+++ Text provided

To evaluate the OSHA training, Hubbard and his team conducted three surveys with student interns in the construction industry: one before the OSHA training, one after the training but before they worked on the construction site for their first internship, and one after they worked at their first internship. That study was conducted in the summer of 2007.

The results indicted that many of the interns, who were mostly students in construction engineering management at Purdue, didn’t understand much of the terminology presented during the training.  Students indicated that they were unfamiliar with such termsas “PTO;” “which stands for power takeoff, a rotating driveshaft used to provide power to an attachment or separate machine; “MSDS,” an acronym for material safety data sheet, which provides information and procedures for handling or working with various substances; and “lanyard,” a cord used to hook a safety harness to a stable point. Hubbard said before allowing students to proceed with work on the construction site, safety instructors helped them understood the unfamiliar words.

The second study, led by McGlothlin, was a continuation of the first study, looking specifically at Hispanic construction workers, who have a disproportionate number of fatal accidents on construction sites. The survey looked at workers’ perceptions of construction safety, their experience with safety training and their familiarity with construction terms. The survey was conducted in Louisiana in the summer and fall of 2007 among workers who were helping to rebuild after Hurricane Katrina.

That study found that even fewer workers in this population understood the kind of terms that confused the Purdue students. Fewer than 20 percent of Hispanic workers understood any of the terms used in OSHA training, and some terms were understood by only 3 percent, the researchers said.

Hubbard and McGlothlin said a possible solution would be use of visuals during training, including pictures to illustrate construction-specific words.

“We shouldn’t eliminate the acronyms and jargon from the training because these are terms workers will need to know, but what we can do is associate visual elements with these words so they are familiar with the terms and what they mean,” McGlothlin said.

++++++
+++ Dataset entries

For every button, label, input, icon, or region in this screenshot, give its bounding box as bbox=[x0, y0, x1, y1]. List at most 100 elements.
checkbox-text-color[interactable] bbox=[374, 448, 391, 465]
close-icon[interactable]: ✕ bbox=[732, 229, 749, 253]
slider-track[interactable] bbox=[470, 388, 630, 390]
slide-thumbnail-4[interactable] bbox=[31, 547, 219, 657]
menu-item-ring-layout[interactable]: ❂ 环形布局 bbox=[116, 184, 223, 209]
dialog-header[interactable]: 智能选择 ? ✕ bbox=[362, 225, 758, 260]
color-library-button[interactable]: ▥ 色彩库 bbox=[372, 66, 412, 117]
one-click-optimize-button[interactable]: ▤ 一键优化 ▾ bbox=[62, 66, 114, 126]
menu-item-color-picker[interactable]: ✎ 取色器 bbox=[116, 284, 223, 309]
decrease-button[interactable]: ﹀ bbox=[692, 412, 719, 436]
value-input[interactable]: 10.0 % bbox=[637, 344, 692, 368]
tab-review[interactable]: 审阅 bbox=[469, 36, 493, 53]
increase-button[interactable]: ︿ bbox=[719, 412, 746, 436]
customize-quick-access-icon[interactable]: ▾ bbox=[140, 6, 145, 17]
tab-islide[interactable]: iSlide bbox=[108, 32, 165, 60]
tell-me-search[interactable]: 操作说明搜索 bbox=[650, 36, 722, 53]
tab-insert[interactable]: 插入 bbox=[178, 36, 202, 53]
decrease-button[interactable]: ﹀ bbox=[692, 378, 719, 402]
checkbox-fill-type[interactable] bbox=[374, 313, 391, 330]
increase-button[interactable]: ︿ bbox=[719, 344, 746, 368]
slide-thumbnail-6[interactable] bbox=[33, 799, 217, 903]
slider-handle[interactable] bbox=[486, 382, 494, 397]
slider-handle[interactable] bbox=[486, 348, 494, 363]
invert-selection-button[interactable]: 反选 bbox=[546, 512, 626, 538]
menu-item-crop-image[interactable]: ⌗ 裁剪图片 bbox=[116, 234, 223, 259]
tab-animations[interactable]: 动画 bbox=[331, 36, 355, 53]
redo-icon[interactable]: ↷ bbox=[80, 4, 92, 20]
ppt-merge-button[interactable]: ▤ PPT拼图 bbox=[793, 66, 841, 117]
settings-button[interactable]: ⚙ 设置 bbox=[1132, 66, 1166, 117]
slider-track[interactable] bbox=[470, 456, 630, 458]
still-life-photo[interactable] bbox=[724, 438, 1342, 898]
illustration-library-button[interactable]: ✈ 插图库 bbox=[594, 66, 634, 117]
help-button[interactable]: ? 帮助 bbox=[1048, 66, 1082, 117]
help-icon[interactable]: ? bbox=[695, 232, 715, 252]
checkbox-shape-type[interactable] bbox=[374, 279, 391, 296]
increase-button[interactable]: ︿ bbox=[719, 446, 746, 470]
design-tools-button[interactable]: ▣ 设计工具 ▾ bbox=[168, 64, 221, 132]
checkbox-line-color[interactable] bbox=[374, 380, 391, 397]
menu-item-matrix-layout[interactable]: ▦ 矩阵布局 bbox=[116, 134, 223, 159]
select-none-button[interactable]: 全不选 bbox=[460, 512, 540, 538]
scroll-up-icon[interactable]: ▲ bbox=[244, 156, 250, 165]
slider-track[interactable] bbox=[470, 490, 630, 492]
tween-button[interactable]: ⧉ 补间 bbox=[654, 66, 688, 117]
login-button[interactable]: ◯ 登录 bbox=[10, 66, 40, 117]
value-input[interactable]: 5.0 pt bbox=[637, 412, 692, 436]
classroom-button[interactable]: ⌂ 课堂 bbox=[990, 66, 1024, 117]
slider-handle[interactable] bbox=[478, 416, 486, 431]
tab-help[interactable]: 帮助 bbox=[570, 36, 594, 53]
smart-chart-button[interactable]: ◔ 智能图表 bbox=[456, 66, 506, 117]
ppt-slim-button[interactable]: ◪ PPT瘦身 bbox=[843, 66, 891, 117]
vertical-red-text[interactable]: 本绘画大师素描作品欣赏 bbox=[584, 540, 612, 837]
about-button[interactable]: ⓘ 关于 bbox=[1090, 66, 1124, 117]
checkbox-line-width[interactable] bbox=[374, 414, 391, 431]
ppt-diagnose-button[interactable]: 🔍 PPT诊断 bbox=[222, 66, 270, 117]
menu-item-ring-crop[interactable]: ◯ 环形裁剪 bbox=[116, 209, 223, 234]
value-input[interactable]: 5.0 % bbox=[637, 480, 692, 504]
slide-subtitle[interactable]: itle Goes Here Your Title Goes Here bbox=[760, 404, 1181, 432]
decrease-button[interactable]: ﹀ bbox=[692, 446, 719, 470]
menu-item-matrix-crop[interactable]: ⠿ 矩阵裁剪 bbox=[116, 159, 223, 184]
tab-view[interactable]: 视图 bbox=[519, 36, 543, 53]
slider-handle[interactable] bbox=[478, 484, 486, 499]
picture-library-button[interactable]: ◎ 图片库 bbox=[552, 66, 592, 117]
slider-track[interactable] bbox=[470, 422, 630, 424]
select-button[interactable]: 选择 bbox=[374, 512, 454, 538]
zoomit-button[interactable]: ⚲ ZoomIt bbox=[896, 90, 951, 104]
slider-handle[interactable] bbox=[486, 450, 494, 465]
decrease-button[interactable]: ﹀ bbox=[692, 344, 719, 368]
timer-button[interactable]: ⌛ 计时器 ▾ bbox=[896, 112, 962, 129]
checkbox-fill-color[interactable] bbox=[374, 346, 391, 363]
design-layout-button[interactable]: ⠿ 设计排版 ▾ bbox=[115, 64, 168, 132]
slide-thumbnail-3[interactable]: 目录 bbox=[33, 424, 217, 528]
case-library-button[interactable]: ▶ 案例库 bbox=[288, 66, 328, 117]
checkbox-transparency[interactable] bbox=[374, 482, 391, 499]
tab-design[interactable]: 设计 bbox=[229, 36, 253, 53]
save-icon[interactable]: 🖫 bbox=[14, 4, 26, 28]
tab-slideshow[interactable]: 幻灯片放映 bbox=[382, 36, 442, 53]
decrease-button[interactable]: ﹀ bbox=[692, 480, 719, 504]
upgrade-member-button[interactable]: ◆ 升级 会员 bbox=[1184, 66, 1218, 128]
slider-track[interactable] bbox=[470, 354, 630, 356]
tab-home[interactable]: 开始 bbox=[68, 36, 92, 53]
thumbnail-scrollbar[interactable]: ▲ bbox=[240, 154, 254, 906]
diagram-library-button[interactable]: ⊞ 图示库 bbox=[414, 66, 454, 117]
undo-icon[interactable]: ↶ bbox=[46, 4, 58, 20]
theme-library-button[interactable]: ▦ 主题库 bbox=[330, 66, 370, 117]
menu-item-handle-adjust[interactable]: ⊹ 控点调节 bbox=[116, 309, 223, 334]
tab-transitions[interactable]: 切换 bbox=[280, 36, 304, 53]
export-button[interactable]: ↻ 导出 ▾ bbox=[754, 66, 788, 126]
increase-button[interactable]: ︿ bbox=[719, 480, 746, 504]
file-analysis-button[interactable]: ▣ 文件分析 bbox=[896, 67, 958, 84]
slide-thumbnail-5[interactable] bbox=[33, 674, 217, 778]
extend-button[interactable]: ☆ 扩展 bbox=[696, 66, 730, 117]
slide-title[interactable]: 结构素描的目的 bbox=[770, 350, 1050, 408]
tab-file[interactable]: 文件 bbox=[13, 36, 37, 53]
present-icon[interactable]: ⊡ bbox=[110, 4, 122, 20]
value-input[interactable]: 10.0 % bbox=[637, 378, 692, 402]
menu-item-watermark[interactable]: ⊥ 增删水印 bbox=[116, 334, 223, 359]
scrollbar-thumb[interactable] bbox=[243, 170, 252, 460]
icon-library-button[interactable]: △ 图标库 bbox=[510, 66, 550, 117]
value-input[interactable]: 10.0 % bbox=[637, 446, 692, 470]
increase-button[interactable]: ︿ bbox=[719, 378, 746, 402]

++++++

Request 1: According to the passage on OSHA training, where and when was the survey of Hispanic construction workers conducted?
Request 2: Do these statements agree with the passage on OSHA training? Answer yes or no for each, and quote the deciding words. (a) The interns in the first study were mostly construction engineering management students at Purdue. (b) The researchers recommended removing acronyms and jargon from the training. (c) Fewer than 20 percent of Hispanic workers understood any of the terms used in OSHA training.
Request 3: Quote the passage on OSHA training word for word, giving everything from "The second study, led" down to "the researchers said.".

Correct result 1: In Louisiana, in the summer and fall of 2007.

Correct result 2:
(a) Yes: "who were mostly students in construction engineering management at Purdue"
(b) No: "We shouldn’t eliminate the acronyms and jargon from the training"
(c) Yes: "Fewer than 20 percent of Hispanic workers understood any of the terms used in OSHA training"

Correct result 3:
The second study, led by McGlothlin, was a continuation of the first study, looking specifically at Hispanic construction workers, who have a disproportionate number of fatal accidents on construction sites. The survey looked at workers’ perceptions of construction safety, their experience with safety training and their familiarity with construction terms. The survey was conducted in Louisiana in the summer and fall of 2007 among workers who were helping to rebuild after Hurricane Katrina.

That study found that even fewer workers in this population understood the kind of terms that confused the Purdue students. Fewer than 20 percent of Hispanic workers understood any of the terms used in OSHA training, and some terms were understood by only 3 percent, the researchers said.